# Exercise description
Write out all the lines again, precisely as they stand, but without the images.

# Supplied data
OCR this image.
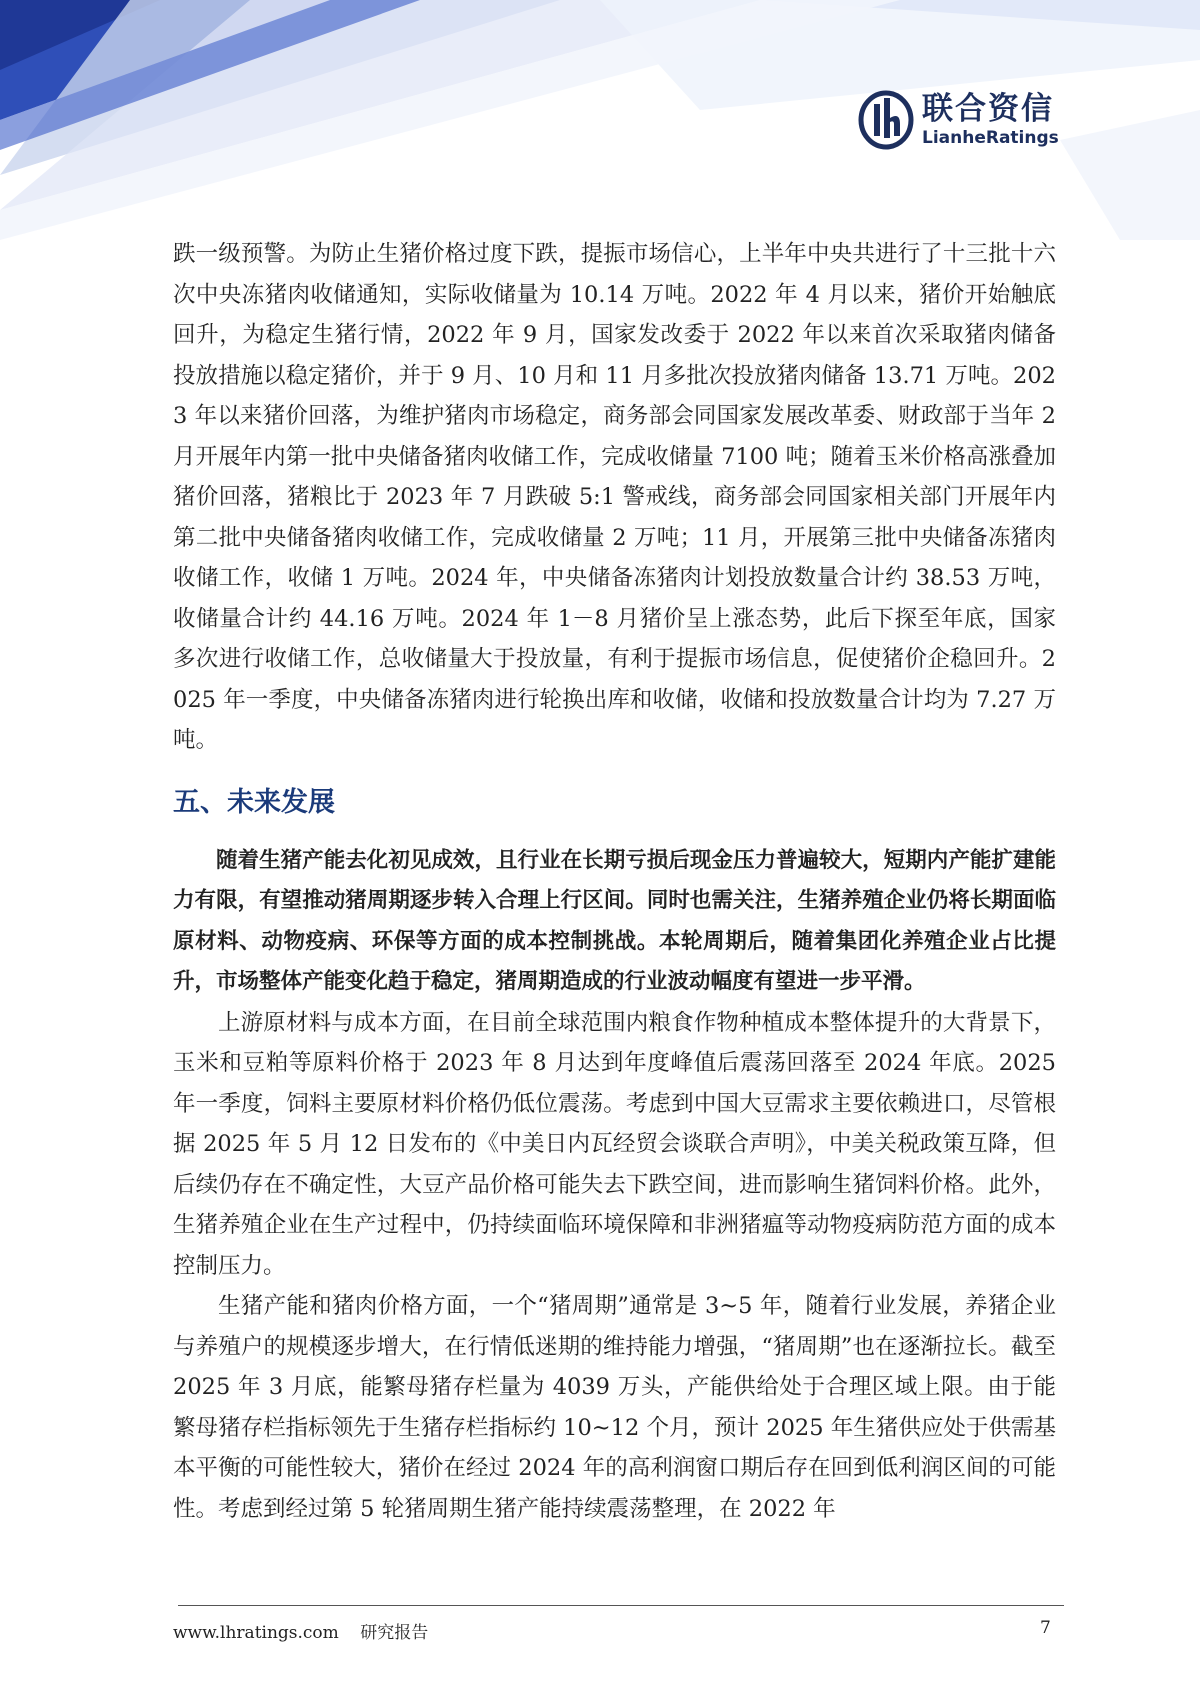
联合资信
LianheRatings

跌一级预警。为防止生猪价格过度下跌，提振市场信心，上半年中央共进行了十三批十六次中央冻猪肉收储通知，实际收储量为 10.14 万吨。2022 年 4 月以来，猪价开始触底回升，为稳定生猪行情，2022 年 9 月，国家发改委于 2022 年以来首次采取猪肉储备投放措施以稳定猪价，并于 9 月、10 月和 11 月多批次投放猪肉储备 13.71 万吨。2023 年以来猪价回落，为维护猪肉市场稳定，商务部会同国家发展改革委、财政部于当年 2 月开展年内第一批中央储备猪肉收储工作，完成收储量 7100 吨；随着玉米价格高涨叠加猪价回落，猪粮比于 2023 年 7 月跌破 5:1 警戒线，商务部会同国家相关部门开展年内第二批中央储备猪肉收储工作，完成收储量 2 万吨；11 月，开展第三批中央储备冻猪肉收储工作，收储 1 万吨。2024 年，中央储备冻猪肉计划投放数量合计约 38.53 万吨，收储量合计约 44.16 万吨。2024 年 1－8 月猪价呈上涨态势，此后下探至年底，国家多次进行收储工作，总收储量大于投放量，有利于提振市场信息，促使猪价企稳回升。2025 年一季度，中央储备冻猪肉进行轮换出库和收储，收储和投放数量合计均为 7.27 万吨。

五、未来发展

随着生猪产能去化初见成效，且行业在长期亏损后现金压力普遍较大，短期内产能扩建能力有限，有望推动猪周期逐步转入合理上行区间。同时也需关注，生猪养殖企业仍将长期面临原材料、动物疫病、环保等方面的成本控制挑战。本轮周期后，随着集团化养殖企业占比提升，市场整体产能变化趋于稳定，猪周期造成的行业波动幅度有望进一步平滑。

上游原材料与成本方面，在目前全球范围内粮食作物种植成本整体提升的大背景下，玉米和豆粕等原料价格于 2023 年 8 月达到年度峰值后震荡回落至 2024 年底。2025 年一季度，饲料主要原材料价格仍低位震荡。考虑到中国大豆需求主要依赖进口，尽管根据 2025 年 5 月 12 日发布的《中美日内瓦经贸会谈联合声明》，中美关税政策互降，但后续仍存在不确定性，大豆产品价格可能失去下跌空间，进而影响生猪饲料价格。此外，生猪养殖企业在生产过程中，仍持续面临环境保障和非洲猪瘟等动物疫病防范方面的成本控制压力。

生猪产能和猪肉价格方面，一个“猪周期”通常是 3~5 年，随着行业发展，养猪企业与养殖户的规模逐步增大，在行情低迷期的维持能力增强，“猪周期”也在逐渐拉长。截至 2025 年 3 月底，能繁母猪存栏量为 4039 万头，产能供给处于合理区域上限。由于能繁母猪存栏指标领先于生猪存栏指标约 10~12 个月，预计 2025 年生猪供应处于供需基本平衡的可能性较大，猪价在经过 2024 年的高利润窗口期后存在回到低利润区间的可能性。考虑到经过第 5 轮猪周期生猪产能持续震荡整理，在 2022 年

www.lhratings.com 研究报告	7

# Correct response
OCR this image.
联合资信
LianheRatings

跌一级预警。为防止生猪价格过度下跌，提振市场信心，上半年中央共进行了十三批十六次中央冻猪肉收储通知，实际收储量为 10.14 万吨。2022 年 4 月以来，猪价开始触底回升，为稳定生猪行情，2022 年 9 月，国家发改委于 2022 年以来首次采取猪肉储备投放措施以稳定猪价，并于 9 月、10 月和 11 月多批次投放猪肉储备 13.71 万吨。2023 年以来猪价回落，为维护猪肉市场稳定，商务部会同国家发展改革委、财政部于当年 2 月开展年内第一批中央储备猪肉收储工作，完成收储量 7100 吨；随着玉米价格高涨叠加猪价回落，猪粮比于 2023 年 7 月跌破 5:1 警戒线，商务部会同国家相关部门开展年内第二批中央储备猪肉收储工作，完成收储量 2 万吨；11 月，开展第三批中央储备冻猪肉收储工作，收储 1 万吨。2024 年，中央储备冻猪肉计划投放数量合计约 38.53 万吨，收储量合计约 44.16 万吨。2024 年 1－8 月猪价呈上涨态势，此后下探至年底，国家多次进行收储工作，总收储量大于投放量，有利于提振市场信息，促使猪价企稳回升。2025 年一季度，中央储备冻猪肉进行轮换出库和收储，收储和投放数量合计均为 7.27 万吨。

五、未来发展

随着生猪产能去化初见成效，且行业在长期亏损后现金压力普遍较大，短期内产能扩建能力有限，有望推动猪周期逐步转入合理上行区间。同时也需关注，生猪养殖企业仍将长期面临原材料、动物疫病、环保等方面的成本控制挑战。本轮周期后，随着集团化养殖企业占比提升，市场整体产能变化趋于稳定，猪周期造成的行业波动幅度有望进一步平滑。

上游原材料与成本方面，在目前全球范围内粮食作物种植成本整体提升的大背景下，玉米和豆粕等原料价格于 2023 年 8 月达到年度峰值后震荡回落至 2024 年底。2025 年一季度，饲料主要原材料价格仍低位震荡。考虑到中国大豆需求主要依赖进口，尽管根据 2025 年 5 月 12 日发布的《中美日内瓦经贸会谈联合声明》，中美关税政策互降，但后续仍存在不确定性，大豆产品价格可能失去下跌空间，进而影响生猪饲料价格。此外，生猪养殖企业在生产过程中，仍持续面临环境保障和非洲猪瘟等动物疫病防范方面的成本控制压力。

生猪产能和猪肉价格方面，一个“猪周期”通常是 3~5 年，随着行业发展，养猪企业与养殖户的规模逐步增大，在行情低迷期的维持能力增强，“猪周期”也在逐渐拉长。截至 2025 年 3 月底，能繁母猪存栏量为 4039 万头，产能供给处于合理区域上限。由于能繁母猪存栏指标领先于生猪存栏指标约 10~12 个月，预计 2025 年生猪供应处于供需基本平衡的可能性较大，猪价在经过 2024 年的高利润窗口期后存在回到低利润区间的可能性。考虑到经过第 5 轮猪周期生猪产能持续震荡整理，在 2022 年

www.lhratings.com 研究报告	7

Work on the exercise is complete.